Given task =
Leave out any picture and return the remaining listing below exactly as given.

[Data items]
* * * * *
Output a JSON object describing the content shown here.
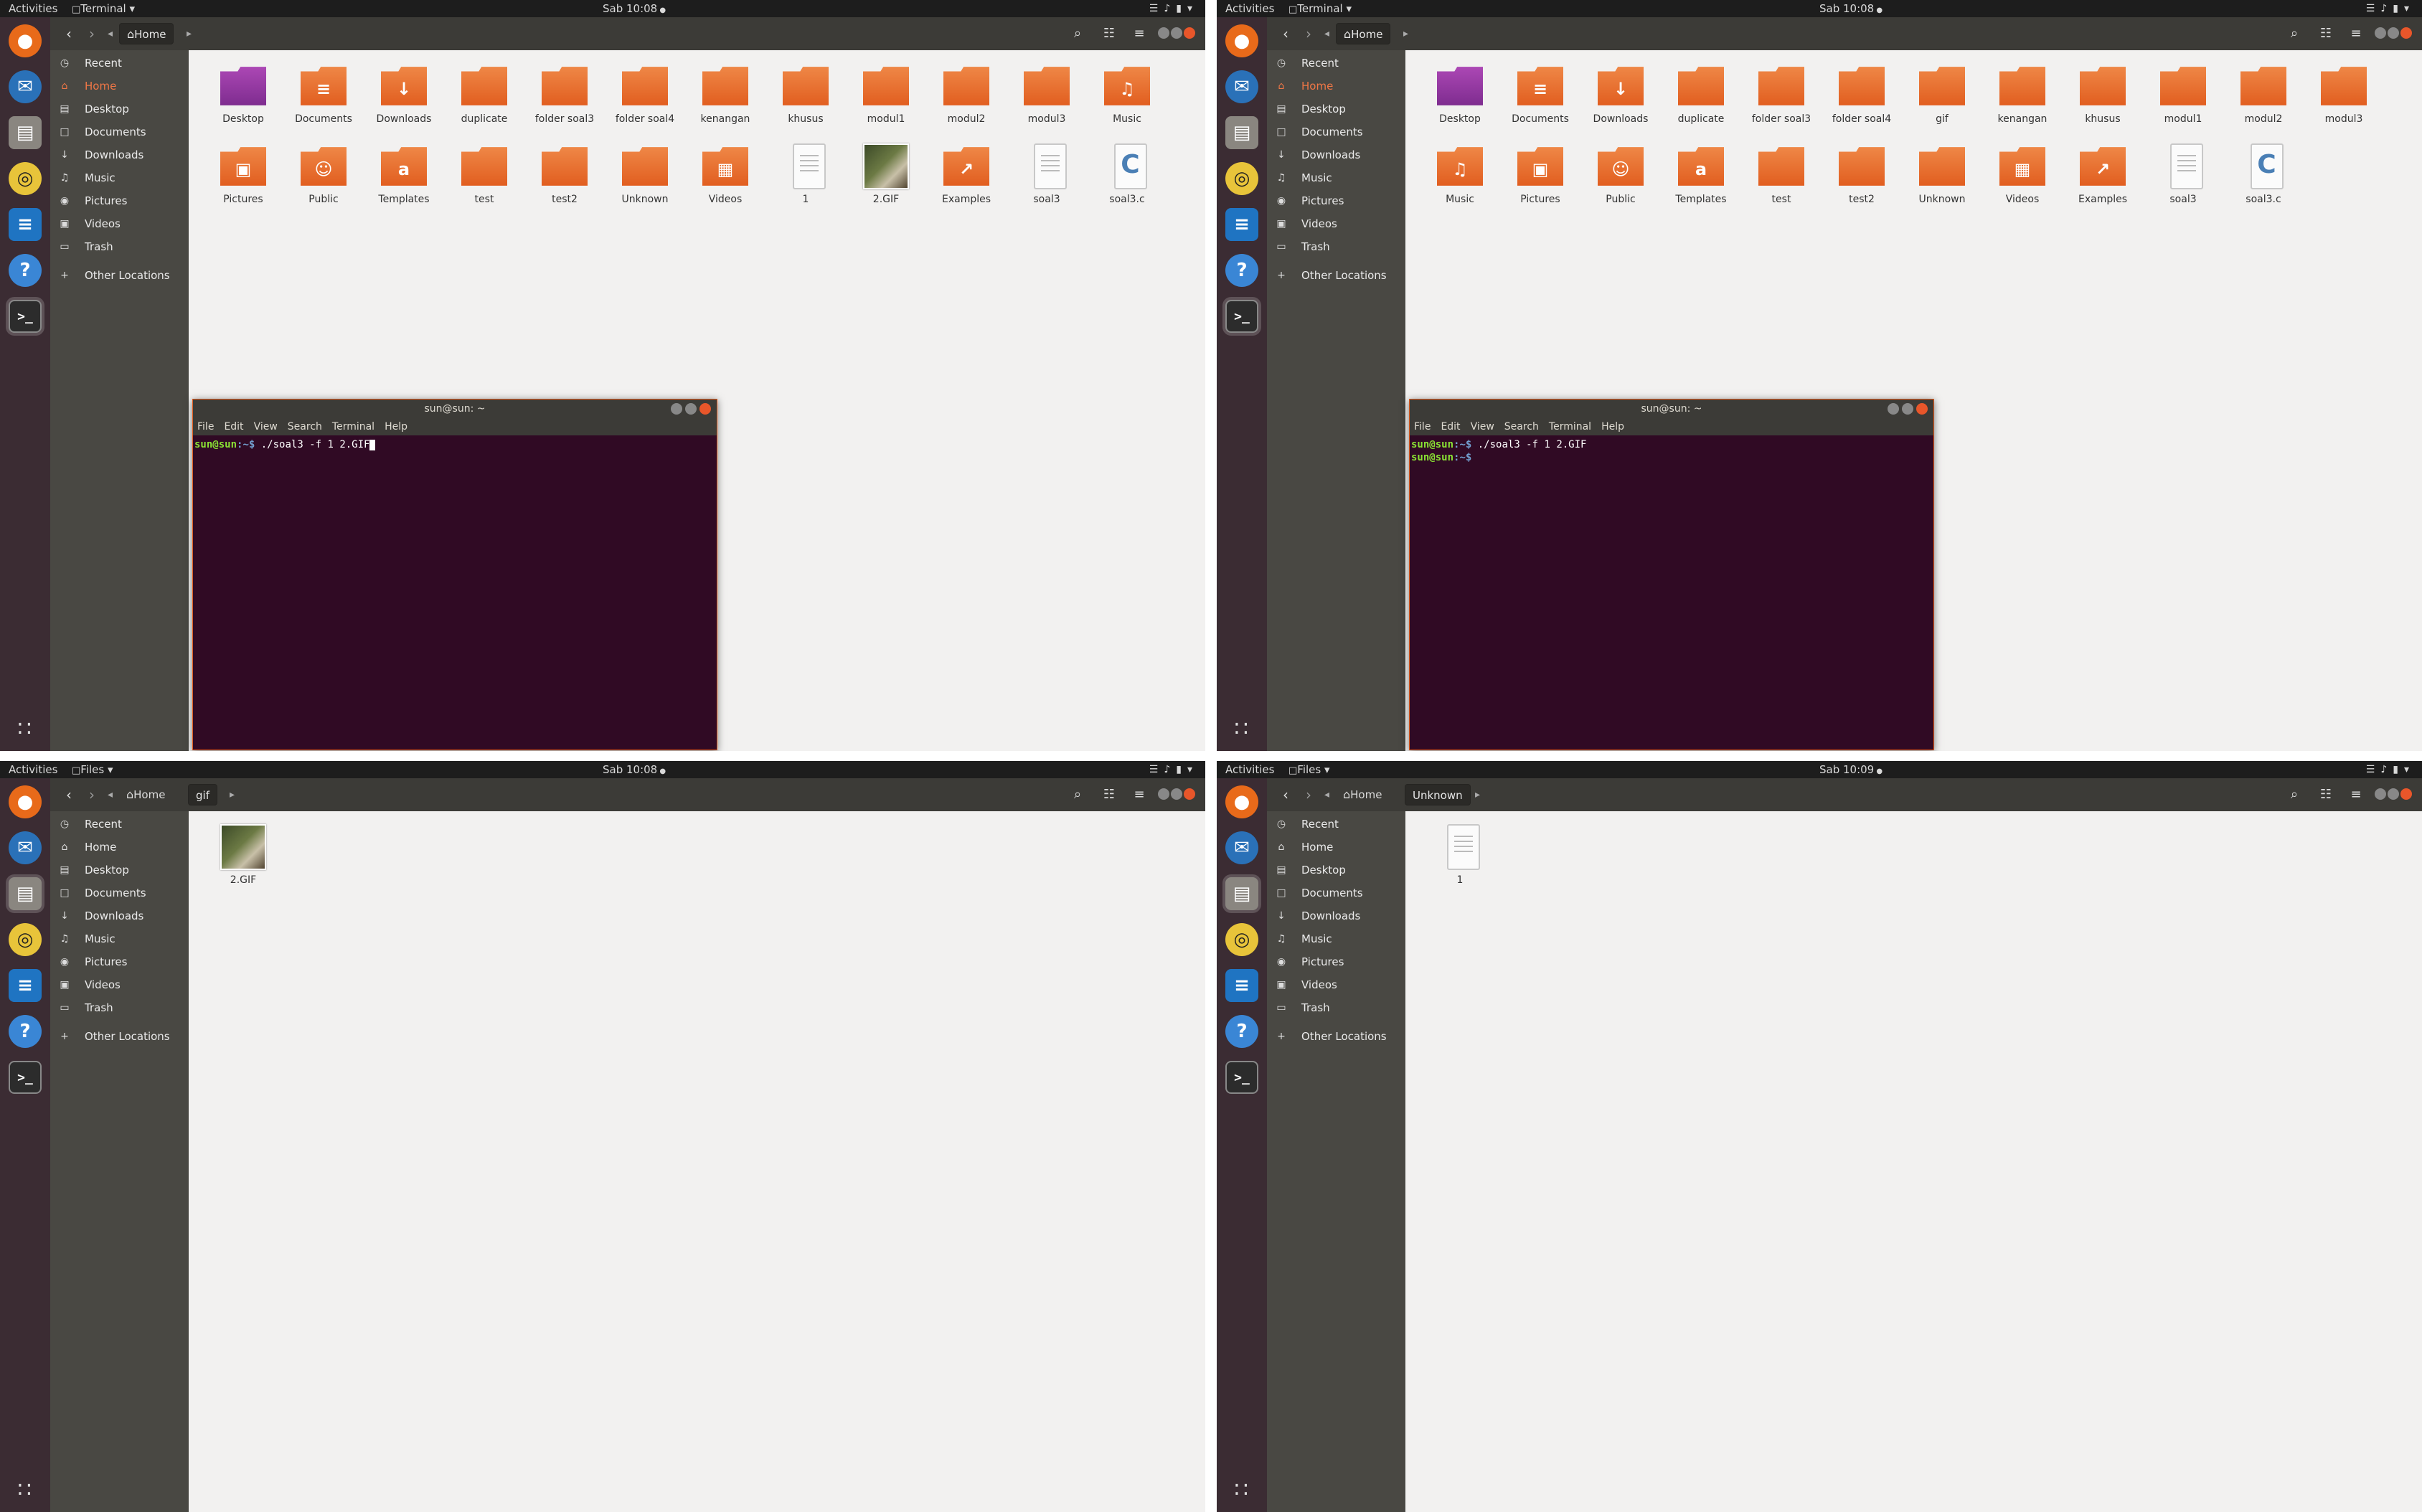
{
  "quadrants": [
    {
      "topbar": {
        "activities": "Activities",
        "app": "Terminal",
        "clock": "Sab 10:08"
      },
      "breadcrumbs": [
        "Home"
      ],
      "sidebar": [
        "Recent",
        "Home",
        "Desktop",
        "Documents",
        "Downloads",
        "Music",
        "Pictures",
        "Videos",
        "Trash",
        "Other Locations"
      ],
      "files": [
        {
          "name": "Desktop",
          "kind": "folder"
        },
        {
          "name": "Documents",
          "kind": "folder"
        },
        {
          "name": "Downloads",
          "kind": "folder"
        },
        {
          "name": "duplicate",
          "kind": "folder"
        },
        {
          "name": "folder soal3",
          "kind": "folder"
        },
        {
          "name": "folder soal4",
          "kind": "folder"
        },
        {
          "name": "kenangan",
          "kind": "folder"
        },
        {
          "name": "khusus",
          "kind": "folder"
        },
        {
          "name": "modul1",
          "kind": "folder"
        },
        {
          "name": "modul2",
          "kind": "folder"
        },
        {
          "name": "modul3",
          "kind": "folder"
        },
        {
          "name": "Music",
          "kind": "folder"
        },
        {
          "name": "Pictures",
          "kind": "folder"
        },
        {
          "name": "Public",
          "kind": "folder"
        },
        {
          "name": "Templates",
          "kind": "folder"
        },
        {
          "name": "test",
          "kind": "folder"
        },
        {
          "name": "test2",
          "kind": "folder"
        },
        {
          "name": "Unknown",
          "kind": "folder"
        },
        {
          "name": "Videos",
          "kind": "folder"
        },
        {
          "name": "1",
          "kind": "file"
        },
        {
          "name": "2.GIF",
          "kind": "image"
        },
        {
          "name": "Examples",
          "kind": "folder"
        },
        {
          "name": "soal3",
          "kind": "file"
        },
        {
          "name": "soal3.c",
          "kind": "cfile"
        }
      ],
      "terminal": {
        "title": "sun@sun: ~",
        "menu": [
          "File",
          "Edit",
          "View",
          "Search",
          "Terminal",
          "Help"
        ],
        "lines": [
          {
            "prompt": "sun@sun",
            "path": ":~$",
            "cmd": " ./soal3 -f 1 2.GIF",
            "cursor": true
          }
        ]
      }
    },
    {
      "topbar": {
        "activities": "Activities",
        "app": "Terminal",
        "clock": "Sab 10:08"
      },
      "breadcrumbs": [
        "Home"
      ],
      "sidebar": [
        "Recent",
        "Home",
        "Desktop",
        "Documents",
        "Downloads",
        "Music",
        "Pictures",
        "Videos",
        "Trash",
        "Other Locations"
      ],
      "files": [
        {
          "name": "Desktop",
          "kind": "folder"
        },
        {
          "name": "Documents",
          "kind": "folder"
        },
        {
          "name": "Downloads",
          "kind": "folder"
        },
        {
          "name": "duplicate",
          "kind": "folder"
        },
        {
          "name": "folder soal3",
          "kind": "folder"
        },
        {
          "name": "folder soal4",
          "kind": "folder"
        },
        {
          "name": "gif",
          "kind": "folder"
        },
        {
          "name": "kenangan",
          "kind": "folder"
        },
        {
          "name": "khusus",
          "kind": "folder"
        },
        {
          "name": "modul1",
          "kind": "folder"
        },
        {
          "name": "modul2",
          "kind": "folder"
        },
        {
          "name": "modul3",
          "kind": "folder"
        },
        {
          "name": "Music",
          "kind": "folder"
        },
        {
          "name": "Pictures",
          "kind": "folder"
        },
        {
          "name": "Public",
          "kind": "folder"
        },
        {
          "name": "Templates",
          "kind": "folder"
        },
        {
          "name": "test",
          "kind": "folder"
        },
        {
          "name": "test2",
          "kind": "folder"
        },
        {
          "name": "Unknown",
          "kind": "folder"
        },
        {
          "name": "Videos",
          "kind": "folder"
        },
        {
          "name": "Examples",
          "kind": "folder"
        },
        {
          "name": "soal3",
          "kind": "file"
        },
        {
          "name": "soal3.c",
          "kind": "cfile"
        }
      ],
      "terminal": {
        "title": "sun@sun: ~",
        "menu": [
          "File",
          "Edit",
          "View",
          "Search",
          "Terminal",
          "Help"
        ],
        "lines": [
          {
            "prompt": "sun@sun",
            "path": ":~$",
            "cmd": " ./soal3 -f 1 2.GIF",
            "cursor": false
          },
          {
            "prompt": "sun@sun",
            "path": ":~$",
            "cmd": " ",
            "cursor": false
          }
        ]
      }
    },
    {
      "topbar": {
        "activities": "Activities",
        "app": "Files",
        "clock": "Sab 10:08"
      },
      "breadcrumbs": [
        "Home",
        "gif"
      ],
      "sidebar": [
        "Recent",
        "Home",
        "Desktop",
        "Documents",
        "Downloads",
        "Music",
        "Pictures",
        "Videos",
        "Trash",
        "Other Locations"
      ],
      "files": [
        {
          "name": "2.GIF",
          "kind": "image"
        }
      ]
    },
    {
      "topbar": {
        "activities": "Activities",
        "app": "Files",
        "clock": "Sab 10:09"
      },
      "breadcrumbs": [
        "Home",
        "Unknown"
      ],
      "sidebar": [
        "Recent",
        "Home",
        "Desktop",
        "Documents",
        "Downloads",
        "Music",
        "Pictures",
        "Videos",
        "Trash",
        "Other Locations"
      ],
      "files": [
        {
          "name": "1",
          "kind": "file"
        }
      ]
    }
  ]
}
* * * * *
Reply to the exercise =
Output a JSON object describing the content shown here.
{
  "quadrants": [
    {
      "topbar": {
        "activities": "Activities",
        "app": "Terminal",
        "clock": "Sab 10:08"
      },
      "breadcrumbs": [
        "Home"
      ],
      "sidebar": [
        "Recent",
        "Home",
        "Desktop",
        "Documents",
        "Downloads",
        "Music",
        "Pictures",
        "Videos",
        "Trash",
        "Other Locations"
      ],
      "files": [
        {
          "name": "Desktop",
          "kind": "folder"
        },
        {
          "name": "Documents",
          "kind": "folder"
        },
        {
          "name": "Downloads",
          "kind": "folder"
        },
        {
          "name": "duplicate",
          "kind": "folder"
        },
        {
          "name": "folder soal3",
          "kind": "folder"
        },
        {
          "name": "folder soal4",
          "kind": "folder"
        },
        {
          "name": "kenangan",
          "kind": "folder"
        },
        {
          "name": "khusus",
          "kind": "folder"
        },
        {
          "name": "modul1",
          "kind": "folder"
        },
        {
          "name": "modul2",
          "kind": "folder"
        },
        {
          "name": "modul3",
          "kind": "folder"
        },
        {
          "name": "Music",
          "kind": "folder"
        },
        {
          "name": "Pictures",
          "kind": "folder"
        },
        {
          "name": "Public",
          "kind": "folder"
        },
        {
          "name": "Templates",
          "kind": "folder"
        },
        {
          "name": "test",
          "kind": "folder"
        },
        {
          "name": "test2",
          "kind": "folder"
        },
        {
          "name": "Unknown",
          "kind": "folder"
        },
        {
          "name": "Videos",
          "kind": "folder"
        },
        {
          "name": "1",
          "kind": "file"
        },
        {
          "name": "2.GIF",
          "kind": "image"
        },
        {
          "name": "Examples",
          "kind": "folder"
        },
        {
          "name": "soal3",
          "kind": "file"
        },
        {
          "name": "soal3.c",
          "kind": "cfile"
        }
      ],
      "terminal": {
        "title": "sun@sun: ~",
        "menu": [
          "File",
          "Edit",
          "View",
          "Search",
          "Terminal",
          "Help"
        ],
        "lines": [
          {
            "prompt": "sun@sun",
            "path": ":~$",
            "cmd": " ./soal3 -f 1 2.GIF",
            "cursor": true
          }
        ]
      }
    },
    {
      "topbar": {
        "activities": "Activities",
        "app": "Terminal",
        "clock": "Sab 10:08"
      },
      "breadcrumbs": [
        "Home"
      ],
      "sidebar": [
        "Recent",
        "Home",
        "Desktop",
        "Documents",
        "Downloads",
        "Music",
        "Pictures",
        "Videos",
        "Trash",
        "Other Locations"
      ],
      "files": [
        {
          "name": "Desktop",
          "kind": "folder"
        },
        {
          "name": "Documents",
          "kind": "folder"
        },
        {
          "name": "Downloads",
          "kind": "folder"
        },
        {
          "name": "duplicate",
          "kind": "folder"
        },
        {
          "name": "folder soal3",
          "kind": "folder"
        },
        {
          "name": "folder soal4",
          "kind": "folder"
        },
        {
          "name": "gif",
          "kind": "folder"
        },
        {
          "name": "kenangan",
          "kind": "folder"
        },
        {
          "name": "khusus",
          "kind": "folder"
        },
        {
          "name": "modul1",
          "kind": "folder"
        },
        {
          "name": "modul2",
          "kind": "folder"
        },
        {
          "name": "modul3",
          "kind": "folder"
        },
        {
          "name": "Music",
          "kind": "folder"
        },
        {
          "name": "Pictures",
          "kind": "folder"
        },
        {
          "name": "Public",
          "kind": "folder"
        },
        {
          "name": "Templates",
          "kind": "folder"
        },
        {
          "name": "test",
          "kind": "folder"
        },
        {
          "name": "test2",
          "kind": "folder"
        },
        {
          "name": "Unknown",
          "kind": "folder"
        },
        {
          "name": "Videos",
          "kind": "folder"
        },
        {
          "name": "Examples",
          "kind": "folder"
        },
        {
          "name": "soal3",
          "kind": "file"
        },
        {
          "name": "soal3.c",
          "kind": "cfile"
        }
      ],
      "terminal": {
        "title": "sun@sun: ~",
        "menu": [
          "File",
          "Edit",
          "View",
          "Search",
          "Terminal",
          "Help"
        ],
        "lines": [
          {
            "prompt": "sun@sun",
            "path": ":~$",
            "cmd": " ./soal3 -f 1 2.GIF",
            "cursor": false
          },
          {
            "prompt": "sun@sun",
            "path": ":~$",
            "cmd": " ",
            "cursor": false
          }
        ]
      }
    },
    {
      "topbar": {
        "activities": "Activities",
        "app": "Files",
        "clock": "Sab 10:08"
      },
      "breadcrumbs": [
        "Home",
        "gif"
      ],
      "sidebar": [
        "Recent",
        "Home",
        "Desktop",
        "Documents",
        "Downloads",
        "Music",
        "Pictures",
        "Videos",
        "Trash",
        "Other Locations"
      ],
      "files": [
        {
          "name": "2.GIF",
          "kind": "image"
        }
      ]
    },
    {
      "topbar": {
        "activities": "Activities",
        "app": "Files",
        "clock": "Sab 10:09"
      },
      "breadcrumbs": [
        "Home",
        "Unknown"
      ],
      "sidebar": [
        "Recent",
        "Home",
        "Desktop",
        "Documents",
        "Downloads",
        "Music",
        "Pictures",
        "Videos",
        "Trash",
        "Other Locations"
      ],
      "files": [
        {
          "name": "1",
          "kind": "file"
        }
      ]
    }
  ]
}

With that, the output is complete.